** start Given records **
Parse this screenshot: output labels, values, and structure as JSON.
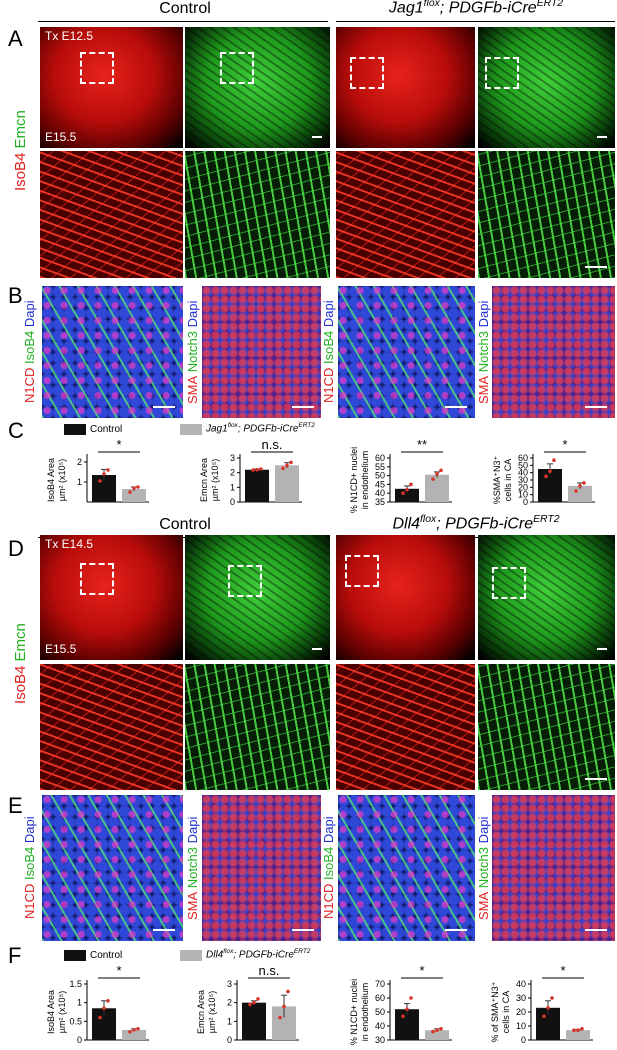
{
  "panel_labels": [
    "A",
    "B",
    "C",
    "D",
    "E",
    "F"
  ],
  "stains_b": {
    "left": [
      "N1CD",
      "IsoB4",
      "Dapi"
    ],
    "right": [
      "SMA",
      "Notch3",
      "Dapi"
    ]
  },
  "top": {
    "control": "Control",
    "mutant_parts": [
      "Jag1",
      "flox",
      "; PDGFb-iCre",
      "ERT2"
    ],
    "timepoints": [
      "Tx E12.5",
      "E15.5"
    ],
    "stains": [
      "IsoB4",
      "Emcn"
    ]
  },
  "bottom": {
    "control": "Control",
    "mutant_parts": [
      "Dll4",
      "flox",
      "; PDGFb-iCre",
      "ERT2"
    ],
    "timepoints": [
      "Tx E14.5",
      "E15.5"
    ],
    "stains": [
      "IsoB4",
      "Emcn"
    ]
  },
  "panel_c": {
    "legend": {
      "control": "Control",
      "mutant_parts": [
        "Jag1",
        "flox",
        "; PDGFb-iCre",
        "ERT2"
      ],
      "colors": [
        "#111111",
        "#b3b3b3"
      ],
      "point_color": "#d8342a"
    },
    "charts": [
      {
        "type": "bar",
        "ylabel": [
          "IsoB4 Area",
          "µm² (x10⁵)"
        ],
        "ylim": [
          0,
          2.2
        ],
        "yticks": [
          1,
          2
        ],
        "values": [
          1.35,
          0.65
        ],
        "errors": [
          0.28,
          0.1
        ],
        "points": [
          [
            1.05,
            1.4,
            1.6
          ],
          [
            0.5,
            0.7,
            0.75
          ]
        ],
        "significance": "*"
      },
      {
        "type": "bar",
        "ylabel": [
          "Emcn Area",
          "µm² (x10⁵)"
        ],
        "ylim": [
          0,
          3
        ],
        "yticks": [
          0,
          1,
          2,
          3
        ],
        "values": [
          2.2,
          2.5
        ],
        "errors": [
          0.05,
          0.18
        ],
        "points": [
          [
            2.18,
            2.2,
            2.25
          ],
          [
            2.3,
            2.5,
            2.7
          ]
        ],
        "significance": "n.s."
      },
      {
        "type": "bar",
        "ylabel": [
          "% N1CD+ nuclei",
          "in endothelium"
        ],
        "ylim": [
          35,
          60
        ],
        "yticks": [
          35,
          40,
          45,
          50,
          55,
          60
        ],
        "values": [
          42.5,
          50.5
        ],
        "errors": [
          1.6,
          1.6
        ],
        "points": [
          [
            40,
            42,
            45
          ],
          [
            48,
            51,
            53
          ]
        ],
        "significance": "**"
      },
      {
        "type": "bar",
        "ylabel": [
          "%SMA⁺N3⁺",
          "cells in CA"
        ],
        "ylim": [
          0,
          60
        ],
        "yticks": [
          0,
          10,
          20,
          30,
          40,
          50,
          60
        ],
        "values": [
          45,
          22
        ],
        "errors": [
          7,
          4
        ],
        "points": [
          [
            35,
            42,
            57
          ],
          [
            15,
            22,
            26
          ]
        ],
        "significance": "*"
      }
    ]
  },
  "panel_f": {
    "legend": {
      "control": "Control",
      "mutant_parts": [
        "Dll4",
        "flox",
        "; PDGFb-iCre",
        "ERT2"
      ],
      "colors": [
        "#111111",
        "#b3b3b3"
      ],
      "point_color": "#d8342a"
    },
    "charts": [
      {
        "type": "bar",
        "ylabel": [
          "IsoB4 Area",
          "µm² (x10⁵)"
        ],
        "ylim": [
          0,
          1.5
        ],
        "yticks": [
          0,
          0.5,
          1,
          1.5
        ],
        "values": [
          0.85,
          0.27
        ],
        "errors": [
          0.2,
          0.03
        ],
        "points": [
          [
            0.6,
            0.85,
            1.05
          ],
          [
            0.22,
            0.27,
            0.3
          ]
        ],
        "significance": "*"
      },
      {
        "type": "bar",
        "ylabel": [
          "Emcn Area",
          "µm² (x10⁵)"
        ],
        "ylim": [
          0,
          3
        ],
        "yticks": [
          0,
          1,
          2,
          3
        ],
        "values": [
          2.0,
          1.8
        ],
        "errors": [
          0.1,
          0.6
        ],
        "points": [
          [
            1.9,
            2.0,
            2.2
          ],
          [
            1.2,
            1.8,
            2.6
          ]
        ],
        "significance": "n.s."
      },
      {
        "type": "bar",
        "ylabel": [
          "% N1CD+ nuclei",
          "in endothelium"
        ],
        "ylim": [
          30,
          70
        ],
        "yticks": [
          30,
          40,
          50,
          60,
          70
        ],
        "values": [
          52,
          37
        ],
        "errors": [
          4,
          1
        ],
        "points": [
          [
            47,
            52,
            60
          ],
          [
            36,
            37,
            38
          ]
        ],
        "significance": "*"
      },
      {
        "type": "bar",
        "ylabel": [
          "% of SMA⁺N3⁺",
          "cells in CA"
        ],
        "ylim": [
          0,
          40
        ],
        "yticks": [
          0,
          10,
          20,
          30,
          40
        ],
        "values": [
          23,
          7
        ],
        "errors": [
          5,
          0.3
        ],
        "points": [
          [
            17,
            23,
            30
          ],
          [
            7,
            7,
            8
          ]
        ],
        "significance": "*"
      }
    ]
  }
}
** end Given records **
Copy the listing word for word, excluding its pictures.

Parse this screenshot: output labels, values, and structure as JSON.
{
  "panel_labels": [
    "A",
    "B",
    "C",
    "D",
    "E",
    "F"
  ],
  "stains_b": {
    "left": [
      "N1CD",
      "IsoB4",
      "Dapi"
    ],
    "right": [
      "SMA",
      "Notch3",
      "Dapi"
    ]
  },
  "top": {
    "control": "Control",
    "mutant_parts": [
      "Jag1",
      "flox",
      "; PDGFb-iCre",
      "ERT2"
    ],
    "timepoints": [
      "Tx E12.5",
      "E15.5"
    ],
    "stains": [
      "IsoB4",
      "Emcn"
    ]
  },
  "bottom": {
    "control": "Control",
    "mutant_parts": [
      "Dll4",
      "flox",
      "; PDGFb-iCre",
      "ERT2"
    ],
    "timepoints": [
      "Tx E14.5",
      "E15.5"
    ],
    "stains": [
      "IsoB4",
      "Emcn"
    ]
  },
  "panel_c": {
    "legend": {
      "control": "Control",
      "mutant_parts": [
        "Jag1",
        "flox",
        "; PDGFb-iCre",
        "ERT2"
      ],
      "colors": [
        "#111111",
        "#b3b3b3"
      ],
      "point_color": "#d8342a"
    },
    "charts": [
      {
        "type": "bar",
        "ylabel": [
          "IsoB4 Area",
          "µm² (x10⁵)"
        ],
        "ylim": [
          0,
          2.2
        ],
        "yticks": [
          1,
          2
        ],
        "values": [
          1.35,
          0.65
        ],
        "errors": [
          0.28,
          0.1
        ],
        "points": [
          [
            1.05,
            1.4,
            1.6
          ],
          [
            0.5,
            0.7,
            0.75
          ]
        ],
        "significance": "*"
      },
      {
        "type": "bar",
        "ylabel": [
          "Emcn Area",
          "µm² (x10⁵)"
        ],
        "ylim": [
          0,
          3
        ],
        "yticks": [
          0,
          1,
          2,
          3
        ],
        "values": [
          2.2,
          2.5
        ],
        "errors": [
          0.05,
          0.18
        ],
        "points": [
          [
            2.18,
            2.2,
            2.25
          ],
          [
            2.3,
            2.5,
            2.7
          ]
        ],
        "significance": "n.s."
      },
      {
        "type": "bar",
        "ylabel": [
          "% N1CD+ nuclei",
          "in endothelium"
        ],
        "ylim": [
          35,
          60
        ],
        "yticks": [
          35,
          40,
          45,
          50,
          55,
          60
        ],
        "values": [
          42.5,
          50.5
        ],
        "errors": [
          1.6,
          1.6
        ],
        "points": [
          [
            40,
            42,
            45
          ],
          [
            48,
            51,
            53
          ]
        ],
        "significance": "**"
      },
      {
        "type": "bar",
        "ylabel": [
          "%SMA⁺N3⁺",
          "cells in CA"
        ],
        "ylim": [
          0,
          60
        ],
        "yticks": [
          0,
          10,
          20,
          30,
          40,
          50,
          60
        ],
        "values": [
          45,
          22
        ],
        "errors": [
          7,
          4
        ],
        "points": [
          [
            35,
            42,
            57
          ],
          [
            15,
            22,
            26
          ]
        ],
        "significance": "*"
      }
    ]
  },
  "panel_f": {
    "legend": {
      "control": "Control",
      "mutant_parts": [
        "Dll4",
        "flox",
        "; PDGFb-iCre",
        "ERT2"
      ],
      "colors": [
        "#111111",
        "#b3b3b3"
      ],
      "point_color": "#d8342a"
    },
    "charts": [
      {
        "type": "bar",
        "ylabel": [
          "IsoB4 Area",
          "µm² (x10⁵)"
        ],
        "ylim": [
          0,
          1.5
        ],
        "yticks": [
          0,
          0.5,
          1,
          1.5
        ],
        "values": [
          0.85,
          0.27
        ],
        "errors": [
          0.2,
          0.03
        ],
        "points": [
          [
            0.6,
            0.85,
            1.05
          ],
          [
            0.22,
            0.27,
            0.3
          ]
        ],
        "significance": "*"
      },
      {
        "type": "bar",
        "ylabel": [
          "Emcn Area",
          "µm² (x10⁵)"
        ],
        "ylim": [
          0,
          3
        ],
        "yticks": [
          0,
          1,
          2,
          3
        ],
        "values": [
          2.0,
          1.8
        ],
        "errors": [
          0.1,
          0.6
        ],
        "points": [
          [
            1.9,
            2.0,
            2.2
          ],
          [
            1.2,
            1.8,
            2.6
          ]
        ],
        "significance": "n.s."
      },
      {
        "type": "bar",
        "ylabel": [
          "% N1CD+ nuclei",
          "in endothelium"
        ],
        "ylim": [
          30,
          70
        ],
        "yticks": [
          30,
          40,
          50,
          60,
          70
        ],
        "values": [
          52,
          37
        ],
        "errors": [
          4,
          1
        ],
        "points": [
          [
            47,
            52,
            60
          ],
          [
            36,
            37,
            38
          ]
        ],
        "significance": "*"
      },
      {
        "type": "bar",
        "ylabel": [
          "% of SMA⁺N3⁺",
          "cells in CA"
        ],
        "ylim": [
          0,
          40
        ],
        "yticks": [
          0,
          10,
          20,
          30,
          40
        ],
        "values": [
          23,
          7
        ],
        "errors": [
          5,
          0.3
        ],
        "points": [
          [
            17,
            23,
            30
          ],
          [
            7,
            7,
            8
          ]
        ],
        "significance": "*"
      }
    ]
  }
}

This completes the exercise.